▸ **Problem to work on**
Reproduce each of the lines word for word.

▸ **Records for the exercise**
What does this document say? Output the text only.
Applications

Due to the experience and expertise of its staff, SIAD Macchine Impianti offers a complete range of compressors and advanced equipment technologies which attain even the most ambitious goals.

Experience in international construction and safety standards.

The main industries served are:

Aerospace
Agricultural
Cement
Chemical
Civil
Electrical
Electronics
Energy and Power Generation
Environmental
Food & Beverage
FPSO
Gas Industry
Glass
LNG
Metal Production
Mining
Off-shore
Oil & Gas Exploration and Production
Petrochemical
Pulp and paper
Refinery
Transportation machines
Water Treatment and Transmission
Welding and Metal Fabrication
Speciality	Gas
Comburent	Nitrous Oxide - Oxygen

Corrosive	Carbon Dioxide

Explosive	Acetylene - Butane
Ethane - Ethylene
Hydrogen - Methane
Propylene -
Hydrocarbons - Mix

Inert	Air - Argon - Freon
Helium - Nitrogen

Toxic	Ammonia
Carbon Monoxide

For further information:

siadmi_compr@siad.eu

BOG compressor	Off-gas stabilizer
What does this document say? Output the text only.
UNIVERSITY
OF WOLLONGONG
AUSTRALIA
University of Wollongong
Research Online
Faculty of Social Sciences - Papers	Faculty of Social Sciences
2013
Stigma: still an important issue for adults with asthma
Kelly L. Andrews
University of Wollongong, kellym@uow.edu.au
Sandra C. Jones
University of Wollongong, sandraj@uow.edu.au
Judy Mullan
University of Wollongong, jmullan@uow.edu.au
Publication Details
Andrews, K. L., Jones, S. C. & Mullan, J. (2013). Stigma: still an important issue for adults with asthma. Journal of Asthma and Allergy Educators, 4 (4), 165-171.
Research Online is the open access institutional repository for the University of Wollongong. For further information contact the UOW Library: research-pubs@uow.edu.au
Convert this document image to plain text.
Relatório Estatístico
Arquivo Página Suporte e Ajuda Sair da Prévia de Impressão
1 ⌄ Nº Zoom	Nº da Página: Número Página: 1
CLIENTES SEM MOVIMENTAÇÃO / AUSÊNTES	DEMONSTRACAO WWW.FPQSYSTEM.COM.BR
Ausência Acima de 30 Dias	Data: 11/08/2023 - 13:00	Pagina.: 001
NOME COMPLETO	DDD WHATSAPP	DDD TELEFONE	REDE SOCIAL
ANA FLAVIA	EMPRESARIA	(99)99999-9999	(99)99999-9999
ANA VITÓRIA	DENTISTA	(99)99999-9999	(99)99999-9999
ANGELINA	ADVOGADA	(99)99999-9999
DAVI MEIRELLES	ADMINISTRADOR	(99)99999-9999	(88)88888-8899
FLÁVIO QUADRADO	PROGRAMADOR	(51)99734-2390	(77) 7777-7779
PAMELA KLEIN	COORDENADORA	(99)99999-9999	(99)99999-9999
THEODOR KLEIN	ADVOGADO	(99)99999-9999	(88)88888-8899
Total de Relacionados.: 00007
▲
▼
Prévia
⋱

▸ **Correct result**
What does this document say? Output the text only.
Applications

Due to the experience and expertise of its staff, SIAD Macchine Impianti offers a complete range of compressors and advanced equipment technologies which attain even the most ambitious goals.

Experience in international construction and safety standards.

The main industries served are:

Aerospace
Agricultural
Cement
Chemical
Civil
Electrical
Electronics
Energy and Power Generation
Environmental
Food & Beverage
FPSO
Gas Industry
Glass
LNG
Metal Production
Mining
Off-shore
Oil & Gas Exploration and Production
Petrochemical
Pulp and paper
Refinery
Transportation machines
Water Treatment and Transmission
Welding and Metal Fabrication
Speciality	Gas
Comburent	Nitrous Oxide - Oxygen

Corrosive	Carbon Dioxide

Explosive	Acetylene - Butane
Ethane - Ethylene
Hydrogen - Methane
Propylene -
Hydrocarbons - Mix

Inert	Air - Argon - Freon
Helium - Nitrogen

Toxic	Ammonia
Carbon Monoxide

For further information:

siadmi_compr@siad.eu

BOG compressor	Off-gas stabilizer
What does this document say? Output the text only.
UNIVERSITY
OF WOLLONGONG
AUSTRALIA
University of Wollongong
Research Online
Faculty of Social Sciences - Papers	Faculty of Social Sciences
2013
Stigma: still an important issue for adults with asthma
Kelly L. Andrews
University of Wollongong, kellym@uow.edu.au
Sandra C. Jones
University of Wollongong, sandraj@uow.edu.au
Judy Mullan
University of Wollongong, jmullan@uow.edu.au
Publication Details
Andrews, K. L., Jones, S. C. & Mullan, J. (2013). Stigma: still an important issue for adults with asthma. Journal of Asthma and Allergy Educators, 4 (4), 165-171.
Research Online is the open access institutional repository for the University of Wollongong. For further information contact the UOW Library: research-pubs@uow.edu.au
Convert this document image to plain text.
Relatório Estatístico
Arquivo Página Suporte e Ajuda Sair da Prévia de Impressão
1 ⌄ Nº Zoom	Nº da Página: Número Página: 1
CLIENTES SEM MOVIMENTAÇÃO / AUSÊNTES	DEMONSTRACAO WWW.FPQSYSTEM.COM.BR
Ausência Acima de 30 Dias	Data: 11/08/2023 - 13:00	Pagina.: 001
NOME COMPLETO	DDD WHATSAPP	DDD TELEFONE	REDE SOCIAL
ANA FLAVIA	EMPRESARIA	(99)99999-9999	(99)99999-9999
ANA VITÓRIA	DENTISTA	(99)99999-9999	(99)99999-9999
ANGELINA	ADVOGADA	(99)99999-9999
DAVI MEIRELLES	ADMINISTRADOR	(99)99999-9999	(88)88888-8899
FLÁVIO QUADRADO	PROGRAMADOR	(51)99734-2390	(77) 7777-7779
PAMELA KLEIN	COORDENADORA	(99)99999-9999	(99)99999-9999
THEODOR KLEIN	ADVOGADO	(99)99999-9999	(88)88888-8899
Total de Relacionados.: 00007
▲
▼
Prévia
⋱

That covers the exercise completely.